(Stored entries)
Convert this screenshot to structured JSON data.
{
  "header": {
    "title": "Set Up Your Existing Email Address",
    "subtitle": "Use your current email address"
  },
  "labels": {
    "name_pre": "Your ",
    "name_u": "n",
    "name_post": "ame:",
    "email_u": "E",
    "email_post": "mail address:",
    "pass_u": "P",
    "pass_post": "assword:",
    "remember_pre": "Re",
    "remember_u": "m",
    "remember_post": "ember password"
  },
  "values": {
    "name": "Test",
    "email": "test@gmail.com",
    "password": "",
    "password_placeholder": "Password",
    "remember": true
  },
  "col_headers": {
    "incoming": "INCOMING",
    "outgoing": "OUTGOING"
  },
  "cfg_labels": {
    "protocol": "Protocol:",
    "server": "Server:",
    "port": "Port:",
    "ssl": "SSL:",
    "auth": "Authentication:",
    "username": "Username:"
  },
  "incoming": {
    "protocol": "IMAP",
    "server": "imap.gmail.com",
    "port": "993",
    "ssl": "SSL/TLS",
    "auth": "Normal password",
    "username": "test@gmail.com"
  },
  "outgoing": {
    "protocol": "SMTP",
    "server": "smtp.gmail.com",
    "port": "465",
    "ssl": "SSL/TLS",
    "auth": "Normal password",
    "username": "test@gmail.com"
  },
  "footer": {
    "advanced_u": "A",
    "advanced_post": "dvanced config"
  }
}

Your goal: Return the lines above exactly, keeping every word.

Finished task:
Convert this screenshot to structured JSON data.
{
  "header": {
    "title": "Set Up Your Existing Email Address",
    "subtitle": "Use your current email address"
  },
  "labels": {
    "name_pre": "Your ",
    "name_u": "n",
    "name_post": "ame:",
    "email_u": "E",
    "email_post": "mail address:",
    "pass_u": "P",
    "pass_post": "assword:",
    "remember_pre": "Re",
    "remember_u": "m",
    "remember_post": "ember password"
  },
  "values": {
    "name": "Test",
    "email": "test@gmail.com",
    "password": "",
    "password_placeholder": "Password",
    "remember": true
  },
  "col_headers": {
    "incoming": "INCOMING",
    "outgoing": "OUTGOING"
  },
  "cfg_labels": {
    "protocol": "Protocol:",
    "server": "Server:",
    "port": "Port:",
    "ssl": "SSL:",
    "auth": "Authentication:",
    "username": "Username:"
  },
  "incoming": {
    "protocol": "IMAP",
    "server": "imap.gmail.com",
    "port": "993",
    "ssl": "SSL/TLS",
    "auth": "Normal password",
    "username": "test@gmail.com"
  },
  "outgoing": {
    "protocol": "SMTP",
    "server": "smtp.gmail.com",
    "port": "465",
    "ssl": "SSL/TLS",
    "auth": "Normal password",
    "username": "test@gmail.com"
  },
  "footer": {
    "advanced_u": "A",
    "advanced_post": "dvanced config"
  }
}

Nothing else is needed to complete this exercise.